--- start of SOURCE EXCERPT ---

Want of consideration-Onus probandi.] Sect. 27, ante, p. 343, defines valuable consideration and who is a holder for value.
Sect. 30. “(1.) Every party whose signature appears on a bill is prima facie deemed to have become a party thereto for value.
“ (2.) Every holder of a bill is primâ facie deemed to be a holder in due course" (vide sect. 29, ante, p. 343); “but if in an action on a bill it is admitted or proved that the acceptance, issue, or subsequent negotiation of the bill is affected with fraud, duress, or force and fear, or illegality, the burden of proof is shifted, unless and until the holder proves that, subsequent to the alleged fraud or illegality, value has in good faith been given for the bill.”'
In a case alleged to fall within the latter part of sect. 30 (2), supra, the judge is not bound to decide whether fraud has been proved in order to throw this burden on the plaintiff, but only whether is any evidence of fraud for the jury. Harvey v. Towers, 5 Exch. 656; 20 L. J., Ex. 318; Berry v. Alderman, 14 C. B. 95; 23 L. J., C. P. 34. When the plea alleged that the bill was founded on a wager, and that the indorsements were without value, proof of a wager, void but not unlawful, was held to show only want of consideration and not illegality, and to raise no presumption that the plaintiff was not a bonâ fide holder for value; it lay on the defendant, therefore, to prove this. Fitch v. Jones, 5 E. & B. 238; 24 L. J., Q. B. 293. Where fraud or illegality, &c., is admitted or proved, the plaintiff must prove that value has been given, in good faith and without notice of the fraud. Tatam v. Haslar, 23 Q. B. D. 345.

--- end of SOURCE EXCERPT ---

◆ TASKS FOR THIS EXERCISE ◆
(a) Answer these questions on the passage about bills and the burden of proof:
(i) Under Sect. 30 (1), every party whose signature appears on a bill is prima facie deemed to have become a party thereto for what?
(ii) In Fitch v. Jones, proof of a wager that was void but not unlawful was held to show what?
(iii) Which case is cited for the rule that, where fraud or illegality is admitted or proved, the plaintiff must prove value was given in good faith and without notice of the fraud?
(b) Can you extend the passage on bills and the burden of proof, picking up after its final sentence?

--- start of EXCERPTED RECORDS ---

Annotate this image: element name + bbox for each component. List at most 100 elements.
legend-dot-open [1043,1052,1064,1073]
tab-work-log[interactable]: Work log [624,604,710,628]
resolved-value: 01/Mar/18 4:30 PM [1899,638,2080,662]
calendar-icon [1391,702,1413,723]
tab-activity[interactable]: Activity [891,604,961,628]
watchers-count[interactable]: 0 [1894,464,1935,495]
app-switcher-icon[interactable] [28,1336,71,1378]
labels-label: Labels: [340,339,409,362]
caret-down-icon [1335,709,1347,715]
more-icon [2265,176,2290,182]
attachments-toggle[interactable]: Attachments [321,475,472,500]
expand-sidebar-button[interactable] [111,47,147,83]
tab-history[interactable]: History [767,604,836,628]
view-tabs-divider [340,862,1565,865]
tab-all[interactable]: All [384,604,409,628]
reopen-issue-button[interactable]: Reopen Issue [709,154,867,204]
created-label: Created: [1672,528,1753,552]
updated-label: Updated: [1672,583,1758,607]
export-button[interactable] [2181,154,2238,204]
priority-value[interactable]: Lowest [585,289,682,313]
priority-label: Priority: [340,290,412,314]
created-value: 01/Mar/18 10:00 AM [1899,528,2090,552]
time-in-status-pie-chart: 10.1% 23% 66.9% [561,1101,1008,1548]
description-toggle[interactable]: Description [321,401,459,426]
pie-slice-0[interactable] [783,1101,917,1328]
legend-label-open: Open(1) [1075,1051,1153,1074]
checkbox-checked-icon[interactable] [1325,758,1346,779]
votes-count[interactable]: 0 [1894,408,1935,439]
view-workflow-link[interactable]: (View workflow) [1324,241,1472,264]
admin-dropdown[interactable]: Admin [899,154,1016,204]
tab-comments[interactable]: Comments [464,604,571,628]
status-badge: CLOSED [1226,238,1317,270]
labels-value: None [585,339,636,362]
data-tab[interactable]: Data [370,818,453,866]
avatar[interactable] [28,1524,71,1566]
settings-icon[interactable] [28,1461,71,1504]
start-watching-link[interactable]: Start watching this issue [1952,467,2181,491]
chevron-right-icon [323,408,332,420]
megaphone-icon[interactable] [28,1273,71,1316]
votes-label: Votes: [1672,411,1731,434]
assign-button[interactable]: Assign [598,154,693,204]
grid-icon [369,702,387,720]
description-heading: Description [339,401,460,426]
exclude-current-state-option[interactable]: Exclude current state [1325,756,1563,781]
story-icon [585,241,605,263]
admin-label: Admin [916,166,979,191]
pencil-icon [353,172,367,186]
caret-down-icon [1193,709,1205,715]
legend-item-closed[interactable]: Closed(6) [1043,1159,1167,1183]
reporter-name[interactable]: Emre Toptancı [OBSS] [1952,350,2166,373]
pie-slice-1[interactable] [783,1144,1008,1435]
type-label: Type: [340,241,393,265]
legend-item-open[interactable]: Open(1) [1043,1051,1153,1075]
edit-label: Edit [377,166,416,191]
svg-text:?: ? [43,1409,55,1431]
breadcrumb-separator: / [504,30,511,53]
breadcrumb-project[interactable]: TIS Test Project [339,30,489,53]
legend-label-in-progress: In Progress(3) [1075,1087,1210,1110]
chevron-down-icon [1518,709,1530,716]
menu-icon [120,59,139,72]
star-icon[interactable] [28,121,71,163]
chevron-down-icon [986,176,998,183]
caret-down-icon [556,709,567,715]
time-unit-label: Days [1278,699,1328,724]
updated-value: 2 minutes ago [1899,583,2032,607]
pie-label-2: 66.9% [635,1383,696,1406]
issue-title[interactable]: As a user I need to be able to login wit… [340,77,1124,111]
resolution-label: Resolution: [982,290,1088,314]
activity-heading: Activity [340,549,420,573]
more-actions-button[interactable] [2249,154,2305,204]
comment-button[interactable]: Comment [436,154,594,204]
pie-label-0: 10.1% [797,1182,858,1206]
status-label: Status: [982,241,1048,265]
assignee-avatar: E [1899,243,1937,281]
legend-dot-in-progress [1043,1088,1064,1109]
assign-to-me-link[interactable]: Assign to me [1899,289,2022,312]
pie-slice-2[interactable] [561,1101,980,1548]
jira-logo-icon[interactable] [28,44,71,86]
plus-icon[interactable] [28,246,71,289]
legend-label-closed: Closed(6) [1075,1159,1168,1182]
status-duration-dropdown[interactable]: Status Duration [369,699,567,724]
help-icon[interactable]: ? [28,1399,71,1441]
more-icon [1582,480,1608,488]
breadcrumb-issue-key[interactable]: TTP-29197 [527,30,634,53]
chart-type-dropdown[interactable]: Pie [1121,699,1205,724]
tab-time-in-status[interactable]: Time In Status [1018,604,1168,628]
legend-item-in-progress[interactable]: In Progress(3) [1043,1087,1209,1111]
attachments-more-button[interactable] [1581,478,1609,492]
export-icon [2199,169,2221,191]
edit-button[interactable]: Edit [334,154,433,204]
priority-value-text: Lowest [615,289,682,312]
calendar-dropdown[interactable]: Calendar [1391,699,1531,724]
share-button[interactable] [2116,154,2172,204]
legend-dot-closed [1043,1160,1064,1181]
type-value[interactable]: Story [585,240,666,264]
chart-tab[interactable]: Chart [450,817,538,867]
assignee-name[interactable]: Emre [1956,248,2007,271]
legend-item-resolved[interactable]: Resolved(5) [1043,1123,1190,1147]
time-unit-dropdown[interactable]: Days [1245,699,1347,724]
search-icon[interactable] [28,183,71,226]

--- end of EXCERPTED RECORDS ---

◆ RESPONSE LIST ◆
(a)
(i) For value.
(ii) Only want of consideration, not illegality.
(iii) Tatam v. Haslar, 23 Q. B. D. 345.

(b)
In cases prior to the J. Acts and B. of Ex. Act, 1882, it was held that an admission of fraud or illegality on the record throws on the plaintiff the burthen of proof as to consideration, but not as to absence of notice of the fraud or illegality, though the reason of the distinction is not very clear. The cases in support of this proposition are collected ante, p. 78; but it is very doubtful if, especially having regard to the terms of sect. 30 (2), supra, they would now be followed.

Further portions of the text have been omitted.